** Start of PROVIDED INFORMATION **
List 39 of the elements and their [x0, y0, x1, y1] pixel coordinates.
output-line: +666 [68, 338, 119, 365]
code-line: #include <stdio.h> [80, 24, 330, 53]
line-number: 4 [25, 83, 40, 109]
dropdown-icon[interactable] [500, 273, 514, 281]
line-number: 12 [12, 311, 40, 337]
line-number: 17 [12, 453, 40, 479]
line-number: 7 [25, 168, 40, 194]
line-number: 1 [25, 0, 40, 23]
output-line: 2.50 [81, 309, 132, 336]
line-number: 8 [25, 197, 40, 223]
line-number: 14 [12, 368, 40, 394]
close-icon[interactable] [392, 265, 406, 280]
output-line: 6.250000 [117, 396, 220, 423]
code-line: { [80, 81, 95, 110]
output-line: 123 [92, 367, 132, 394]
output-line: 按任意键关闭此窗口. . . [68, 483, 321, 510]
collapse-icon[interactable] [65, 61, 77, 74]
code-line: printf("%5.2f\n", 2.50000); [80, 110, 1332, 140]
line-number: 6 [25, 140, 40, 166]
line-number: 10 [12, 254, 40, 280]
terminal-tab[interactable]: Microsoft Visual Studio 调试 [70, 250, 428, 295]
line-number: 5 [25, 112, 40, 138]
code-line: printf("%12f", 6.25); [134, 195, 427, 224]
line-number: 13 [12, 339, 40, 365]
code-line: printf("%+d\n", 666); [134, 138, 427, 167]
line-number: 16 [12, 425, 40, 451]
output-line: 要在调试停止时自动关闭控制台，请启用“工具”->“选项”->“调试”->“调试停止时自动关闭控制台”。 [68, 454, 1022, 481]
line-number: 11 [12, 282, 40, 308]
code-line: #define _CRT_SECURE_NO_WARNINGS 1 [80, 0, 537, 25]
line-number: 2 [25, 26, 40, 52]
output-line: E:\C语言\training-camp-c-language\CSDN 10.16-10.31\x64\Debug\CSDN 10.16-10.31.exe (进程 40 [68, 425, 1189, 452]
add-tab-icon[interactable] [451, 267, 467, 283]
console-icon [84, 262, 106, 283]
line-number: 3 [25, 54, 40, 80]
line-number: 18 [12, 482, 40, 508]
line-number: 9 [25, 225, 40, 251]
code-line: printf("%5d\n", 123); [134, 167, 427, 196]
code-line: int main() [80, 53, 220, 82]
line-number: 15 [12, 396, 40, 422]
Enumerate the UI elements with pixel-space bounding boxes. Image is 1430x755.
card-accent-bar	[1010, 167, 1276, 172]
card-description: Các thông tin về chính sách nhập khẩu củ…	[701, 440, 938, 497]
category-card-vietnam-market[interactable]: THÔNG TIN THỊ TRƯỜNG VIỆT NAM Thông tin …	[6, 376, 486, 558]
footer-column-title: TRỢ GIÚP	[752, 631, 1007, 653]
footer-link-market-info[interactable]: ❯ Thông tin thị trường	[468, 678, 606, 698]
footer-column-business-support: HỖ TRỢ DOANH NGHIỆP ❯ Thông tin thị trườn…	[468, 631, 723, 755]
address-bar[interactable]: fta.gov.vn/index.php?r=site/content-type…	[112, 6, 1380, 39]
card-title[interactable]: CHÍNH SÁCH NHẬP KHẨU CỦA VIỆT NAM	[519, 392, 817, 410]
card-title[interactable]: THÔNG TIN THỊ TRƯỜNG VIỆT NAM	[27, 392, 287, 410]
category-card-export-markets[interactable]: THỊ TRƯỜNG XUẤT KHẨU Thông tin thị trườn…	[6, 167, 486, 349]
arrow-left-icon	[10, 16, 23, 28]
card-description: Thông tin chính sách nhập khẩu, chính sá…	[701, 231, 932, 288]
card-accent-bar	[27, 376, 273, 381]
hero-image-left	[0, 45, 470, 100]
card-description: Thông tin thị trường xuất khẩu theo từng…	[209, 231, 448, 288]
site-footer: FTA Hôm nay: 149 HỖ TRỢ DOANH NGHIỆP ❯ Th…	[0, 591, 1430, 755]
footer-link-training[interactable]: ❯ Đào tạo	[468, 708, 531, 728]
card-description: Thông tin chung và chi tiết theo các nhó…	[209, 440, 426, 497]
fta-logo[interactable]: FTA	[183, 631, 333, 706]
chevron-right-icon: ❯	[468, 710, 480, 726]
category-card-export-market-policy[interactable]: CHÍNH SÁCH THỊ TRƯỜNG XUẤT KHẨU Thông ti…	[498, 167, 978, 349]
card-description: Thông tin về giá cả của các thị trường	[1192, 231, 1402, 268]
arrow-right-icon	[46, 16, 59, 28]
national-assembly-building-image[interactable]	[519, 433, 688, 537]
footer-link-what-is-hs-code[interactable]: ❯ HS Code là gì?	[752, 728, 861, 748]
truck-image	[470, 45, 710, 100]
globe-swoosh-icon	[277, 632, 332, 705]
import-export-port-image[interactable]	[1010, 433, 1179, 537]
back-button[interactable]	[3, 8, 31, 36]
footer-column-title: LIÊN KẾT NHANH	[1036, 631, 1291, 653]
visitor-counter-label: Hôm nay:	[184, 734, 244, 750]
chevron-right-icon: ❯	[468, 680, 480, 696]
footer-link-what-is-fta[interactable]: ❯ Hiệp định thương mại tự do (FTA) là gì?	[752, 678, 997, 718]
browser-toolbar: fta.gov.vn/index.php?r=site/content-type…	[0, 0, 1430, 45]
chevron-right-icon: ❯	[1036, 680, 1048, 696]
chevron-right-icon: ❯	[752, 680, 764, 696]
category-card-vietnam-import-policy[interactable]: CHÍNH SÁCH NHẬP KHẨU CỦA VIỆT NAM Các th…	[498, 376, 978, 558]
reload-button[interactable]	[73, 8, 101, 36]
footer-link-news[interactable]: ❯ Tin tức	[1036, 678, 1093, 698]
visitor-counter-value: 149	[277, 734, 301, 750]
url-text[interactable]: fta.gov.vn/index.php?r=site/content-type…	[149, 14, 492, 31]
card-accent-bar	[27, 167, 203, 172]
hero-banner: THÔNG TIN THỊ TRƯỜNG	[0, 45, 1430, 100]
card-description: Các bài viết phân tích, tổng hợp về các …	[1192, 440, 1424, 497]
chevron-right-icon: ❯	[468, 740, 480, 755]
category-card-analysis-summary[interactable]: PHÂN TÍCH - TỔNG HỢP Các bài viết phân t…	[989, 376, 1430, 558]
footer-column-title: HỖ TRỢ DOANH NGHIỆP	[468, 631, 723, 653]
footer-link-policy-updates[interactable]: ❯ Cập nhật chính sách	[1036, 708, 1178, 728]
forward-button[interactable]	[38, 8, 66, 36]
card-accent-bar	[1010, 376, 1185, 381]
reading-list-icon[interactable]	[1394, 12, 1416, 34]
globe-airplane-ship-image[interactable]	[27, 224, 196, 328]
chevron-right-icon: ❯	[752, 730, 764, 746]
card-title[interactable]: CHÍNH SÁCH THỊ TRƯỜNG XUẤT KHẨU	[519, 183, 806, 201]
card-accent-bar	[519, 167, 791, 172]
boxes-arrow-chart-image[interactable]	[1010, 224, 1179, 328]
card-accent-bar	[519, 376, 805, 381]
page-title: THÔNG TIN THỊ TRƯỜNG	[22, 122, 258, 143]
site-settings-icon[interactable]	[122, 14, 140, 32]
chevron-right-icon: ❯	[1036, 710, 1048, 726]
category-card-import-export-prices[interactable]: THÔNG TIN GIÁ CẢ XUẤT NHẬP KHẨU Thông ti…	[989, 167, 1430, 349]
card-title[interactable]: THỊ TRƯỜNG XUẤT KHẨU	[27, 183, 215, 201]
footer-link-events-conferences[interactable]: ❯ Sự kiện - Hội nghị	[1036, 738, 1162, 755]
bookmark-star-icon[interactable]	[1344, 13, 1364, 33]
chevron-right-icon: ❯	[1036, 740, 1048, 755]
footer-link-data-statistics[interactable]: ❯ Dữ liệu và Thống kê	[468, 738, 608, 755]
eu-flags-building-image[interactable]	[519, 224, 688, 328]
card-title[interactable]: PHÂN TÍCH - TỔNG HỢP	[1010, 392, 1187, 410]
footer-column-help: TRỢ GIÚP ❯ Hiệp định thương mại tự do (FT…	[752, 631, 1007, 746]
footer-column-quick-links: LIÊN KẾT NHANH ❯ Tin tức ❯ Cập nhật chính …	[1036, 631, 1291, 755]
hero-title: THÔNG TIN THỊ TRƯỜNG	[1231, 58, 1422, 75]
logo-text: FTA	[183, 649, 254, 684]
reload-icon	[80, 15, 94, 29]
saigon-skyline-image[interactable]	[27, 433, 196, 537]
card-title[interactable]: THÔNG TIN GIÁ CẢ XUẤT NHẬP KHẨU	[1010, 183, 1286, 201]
** End of PROVIDED INFORMATION **
§ **EXERCISE OBJECTIVE**:
Repeat everything from the start of the records down to the line containing "collapse-icon[interactable] [65, 61, 77, 74]", reproducing each line verbatim.

§ **EXERCISE RESPONSE**:
List 39 of the elements and their [x0, y0, x1, y1] pixel coordinates.
output-line: +666 [68, 338, 119, 365]
code-line: #include <stdio.h> [80, 24, 330, 53]
line-number: 4 [25, 83, 40, 109]
dropdown-icon[interactable] [500, 273, 514, 281]
line-number: 12 [12, 311, 40, 337]
line-number: 17 [12, 453, 40, 479]
line-number: 7 [25, 168, 40, 194]
line-number: 1 [25, 0, 40, 23]
output-line: 2.50 [81, 309, 132, 336]
line-number: 8 [25, 197, 40, 223]
line-number: 14 [12, 368, 40, 394]
close-icon[interactable] [392, 265, 406, 280]
output-line: 6.250000 [117, 396, 220, 423]
code-line: { [80, 81, 95, 110]
output-line: 123 [92, 367, 132, 394]
output-line: 按任意键关闭此窗口. . . [68, 483, 321, 510]
collapse-icon[interactable] [65, 61, 77, 74]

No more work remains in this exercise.